**Work to be completed:** Exclude any images and output the remaining records exactly.
======== Material provided ========
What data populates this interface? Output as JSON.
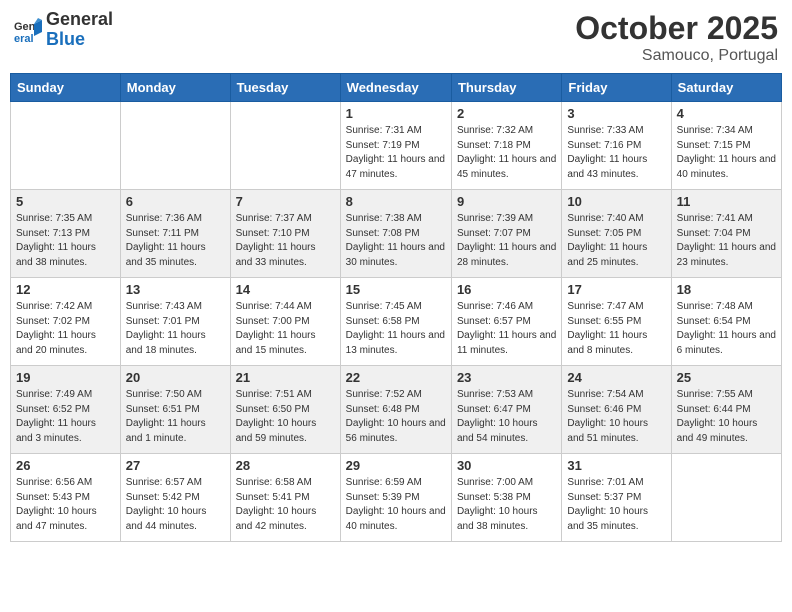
{
  "header": {
    "logo_general": "General",
    "logo_blue": "Blue",
    "month_title": "October 2025",
    "subtitle": "Samouco, Portugal"
  },
  "days_of_week": [
    "Sunday",
    "Monday",
    "Tuesday",
    "Wednesday",
    "Thursday",
    "Friday",
    "Saturday"
  ],
  "weeks": [
    [
      {
        "day": "",
        "info": ""
      },
      {
        "day": "",
        "info": ""
      },
      {
        "day": "",
        "info": ""
      },
      {
        "day": "1",
        "info": "Sunrise: 7:31 AM\nSunset: 7:19 PM\nDaylight: 11 hours and 47 minutes."
      },
      {
        "day": "2",
        "info": "Sunrise: 7:32 AM\nSunset: 7:18 PM\nDaylight: 11 hours and 45 minutes."
      },
      {
        "day": "3",
        "info": "Sunrise: 7:33 AM\nSunset: 7:16 PM\nDaylight: 11 hours and 43 minutes."
      },
      {
        "day": "4",
        "info": "Sunrise: 7:34 AM\nSunset: 7:15 PM\nDaylight: 11 hours and 40 minutes."
      }
    ],
    [
      {
        "day": "5",
        "info": "Sunrise: 7:35 AM\nSunset: 7:13 PM\nDaylight: 11 hours and 38 minutes."
      },
      {
        "day": "6",
        "info": "Sunrise: 7:36 AM\nSunset: 7:11 PM\nDaylight: 11 hours and 35 minutes."
      },
      {
        "day": "7",
        "info": "Sunrise: 7:37 AM\nSunset: 7:10 PM\nDaylight: 11 hours and 33 minutes."
      },
      {
        "day": "8",
        "info": "Sunrise: 7:38 AM\nSunset: 7:08 PM\nDaylight: 11 hours and 30 minutes."
      },
      {
        "day": "9",
        "info": "Sunrise: 7:39 AM\nSunset: 7:07 PM\nDaylight: 11 hours and 28 minutes."
      },
      {
        "day": "10",
        "info": "Sunrise: 7:40 AM\nSunset: 7:05 PM\nDaylight: 11 hours and 25 minutes."
      },
      {
        "day": "11",
        "info": "Sunrise: 7:41 AM\nSunset: 7:04 PM\nDaylight: 11 hours and 23 minutes."
      }
    ],
    [
      {
        "day": "12",
        "info": "Sunrise: 7:42 AM\nSunset: 7:02 PM\nDaylight: 11 hours and 20 minutes."
      },
      {
        "day": "13",
        "info": "Sunrise: 7:43 AM\nSunset: 7:01 PM\nDaylight: 11 hours and 18 minutes."
      },
      {
        "day": "14",
        "info": "Sunrise: 7:44 AM\nSunset: 7:00 PM\nDaylight: 11 hours and 15 minutes."
      },
      {
        "day": "15",
        "info": "Sunrise: 7:45 AM\nSunset: 6:58 PM\nDaylight: 11 hours and 13 minutes."
      },
      {
        "day": "16",
        "info": "Sunrise: 7:46 AM\nSunset: 6:57 PM\nDaylight: 11 hours and 11 minutes."
      },
      {
        "day": "17",
        "info": "Sunrise: 7:47 AM\nSunset: 6:55 PM\nDaylight: 11 hours and 8 minutes."
      },
      {
        "day": "18",
        "info": "Sunrise: 7:48 AM\nSunset: 6:54 PM\nDaylight: 11 hours and 6 minutes."
      }
    ],
    [
      {
        "day": "19",
        "info": "Sunrise: 7:49 AM\nSunset: 6:52 PM\nDaylight: 11 hours and 3 minutes."
      },
      {
        "day": "20",
        "info": "Sunrise: 7:50 AM\nSunset: 6:51 PM\nDaylight: 11 hours and 1 minute."
      },
      {
        "day": "21",
        "info": "Sunrise: 7:51 AM\nSunset: 6:50 PM\nDaylight: 10 hours and 59 minutes."
      },
      {
        "day": "22",
        "info": "Sunrise: 7:52 AM\nSunset: 6:48 PM\nDaylight: 10 hours and 56 minutes."
      },
      {
        "day": "23",
        "info": "Sunrise: 7:53 AM\nSunset: 6:47 PM\nDaylight: 10 hours and 54 minutes."
      },
      {
        "day": "24",
        "info": "Sunrise: 7:54 AM\nSunset: 6:46 PM\nDaylight: 10 hours and 51 minutes."
      },
      {
        "day": "25",
        "info": "Sunrise: 7:55 AM\nSunset: 6:44 PM\nDaylight: 10 hours and 49 minutes."
      }
    ],
    [
      {
        "day": "26",
        "info": "Sunrise: 6:56 AM\nSunset: 5:43 PM\nDaylight: 10 hours and 47 minutes."
      },
      {
        "day": "27",
        "info": "Sunrise: 6:57 AM\nSunset: 5:42 PM\nDaylight: 10 hours and 44 minutes."
      },
      {
        "day": "28",
        "info": "Sunrise: 6:58 AM\nSunset: 5:41 PM\nDaylight: 10 hours and 42 minutes."
      },
      {
        "day": "29",
        "info": "Sunrise: 6:59 AM\nSunset: 5:39 PM\nDaylight: 10 hours and 40 minutes."
      },
      {
        "day": "30",
        "info": "Sunrise: 7:00 AM\nSunset: 5:38 PM\nDaylight: 10 hours and 38 minutes."
      },
      {
        "day": "31",
        "info": "Sunrise: 7:01 AM\nSunset: 5:37 PM\nDaylight: 10 hours and 35 minutes."
      },
      {
        "day": "",
        "info": ""
      }
    ]
  ]
}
========
**Task output:**
What data populates this interface? Output as JSON.
{
  "header": {
    "logo_general": "General",
    "logo_blue": "Blue",
    "month_title": "October 2025",
    "subtitle": "Samouco, Portugal"
  },
  "days_of_week": [
    "Sunday",
    "Monday",
    "Tuesday",
    "Wednesday",
    "Thursday",
    "Friday",
    "Saturday"
  ],
  "weeks": [
    [
      {
        "day": "",
        "info": ""
      },
      {
        "day": "",
        "info": ""
      },
      {
        "day": "",
        "info": ""
      },
      {
        "day": "1",
        "info": "Sunrise: 7:31 AM\nSunset: 7:19 PM\nDaylight: 11 hours and 47 minutes."
      },
      {
        "day": "2",
        "info": "Sunrise: 7:32 AM\nSunset: 7:18 PM\nDaylight: 11 hours and 45 minutes."
      },
      {
        "day": "3",
        "info": "Sunrise: 7:33 AM\nSunset: 7:16 PM\nDaylight: 11 hours and 43 minutes."
      },
      {
        "day": "4",
        "info": "Sunrise: 7:34 AM\nSunset: 7:15 PM\nDaylight: 11 hours and 40 minutes."
      }
    ],
    [
      {
        "day": "5",
        "info": "Sunrise: 7:35 AM\nSunset: 7:13 PM\nDaylight: 11 hours and 38 minutes."
      },
      {
        "day": "6",
        "info": "Sunrise: 7:36 AM\nSunset: 7:11 PM\nDaylight: 11 hours and 35 minutes."
      },
      {
        "day": "7",
        "info": "Sunrise: 7:37 AM\nSunset: 7:10 PM\nDaylight: 11 hours and 33 minutes."
      },
      {
        "day": "8",
        "info": "Sunrise: 7:38 AM\nSunset: 7:08 PM\nDaylight: 11 hours and 30 minutes."
      },
      {
        "day": "9",
        "info": "Sunrise: 7:39 AM\nSunset: 7:07 PM\nDaylight: 11 hours and 28 minutes."
      },
      {
        "day": "10",
        "info": "Sunrise: 7:40 AM\nSunset: 7:05 PM\nDaylight: 11 hours and 25 minutes."
      },
      {
        "day": "11",
        "info": "Sunrise: 7:41 AM\nSunset: 7:04 PM\nDaylight: 11 hours and 23 minutes."
      }
    ],
    [
      {
        "day": "12",
        "info": "Sunrise: 7:42 AM\nSunset: 7:02 PM\nDaylight: 11 hours and 20 minutes."
      },
      {
        "day": "13",
        "info": "Sunrise: 7:43 AM\nSunset: 7:01 PM\nDaylight: 11 hours and 18 minutes."
      },
      {
        "day": "14",
        "info": "Sunrise: 7:44 AM\nSunset: 7:00 PM\nDaylight: 11 hours and 15 minutes."
      },
      {
        "day": "15",
        "info": "Sunrise: 7:45 AM\nSunset: 6:58 PM\nDaylight: 11 hours and 13 minutes."
      },
      {
        "day": "16",
        "info": "Sunrise: 7:46 AM\nSunset: 6:57 PM\nDaylight: 11 hours and 11 minutes."
      },
      {
        "day": "17",
        "info": "Sunrise: 7:47 AM\nSunset: 6:55 PM\nDaylight: 11 hours and 8 minutes."
      },
      {
        "day": "18",
        "info": "Sunrise: 7:48 AM\nSunset: 6:54 PM\nDaylight: 11 hours and 6 minutes."
      }
    ],
    [
      {
        "day": "19",
        "info": "Sunrise: 7:49 AM\nSunset: 6:52 PM\nDaylight: 11 hours and 3 minutes."
      },
      {
        "day": "20",
        "info": "Sunrise: 7:50 AM\nSunset: 6:51 PM\nDaylight: 11 hours and 1 minute."
      },
      {
        "day": "21",
        "info": "Sunrise: 7:51 AM\nSunset: 6:50 PM\nDaylight: 10 hours and 59 minutes."
      },
      {
        "day": "22",
        "info": "Sunrise: 7:52 AM\nSunset: 6:48 PM\nDaylight: 10 hours and 56 minutes."
      },
      {
        "day": "23",
        "info": "Sunrise: 7:53 AM\nSunset: 6:47 PM\nDaylight: 10 hours and 54 minutes."
      },
      {
        "day": "24",
        "info": "Sunrise: 7:54 AM\nSunset: 6:46 PM\nDaylight: 10 hours and 51 minutes."
      },
      {
        "day": "25",
        "info": "Sunrise: 7:55 AM\nSunset: 6:44 PM\nDaylight: 10 hours and 49 minutes."
      }
    ],
    [
      {
        "day": "26",
        "info": "Sunrise: 6:56 AM\nSunset: 5:43 PM\nDaylight: 10 hours and 47 minutes."
      },
      {
        "day": "27",
        "info": "Sunrise: 6:57 AM\nSunset: 5:42 PM\nDaylight: 10 hours and 44 minutes."
      },
      {
        "day": "28",
        "info": "Sunrise: 6:58 AM\nSunset: 5:41 PM\nDaylight: 10 hours and 42 minutes."
      },
      {
        "day": "29",
        "info": "Sunrise: 6:59 AM\nSunset: 5:39 PM\nDaylight: 10 hours and 40 minutes."
      },
      {
        "day": "30",
        "info": "Sunrise: 7:00 AM\nSunset: 5:38 PM\nDaylight: 10 hours and 38 minutes."
      },
      {
        "day": "31",
        "info": "Sunrise: 7:01 AM\nSunset: 5:37 PM\nDaylight: 10 hours and 35 minutes."
      },
      {
        "day": "",
        "info": ""
      }
    ]
  ]
}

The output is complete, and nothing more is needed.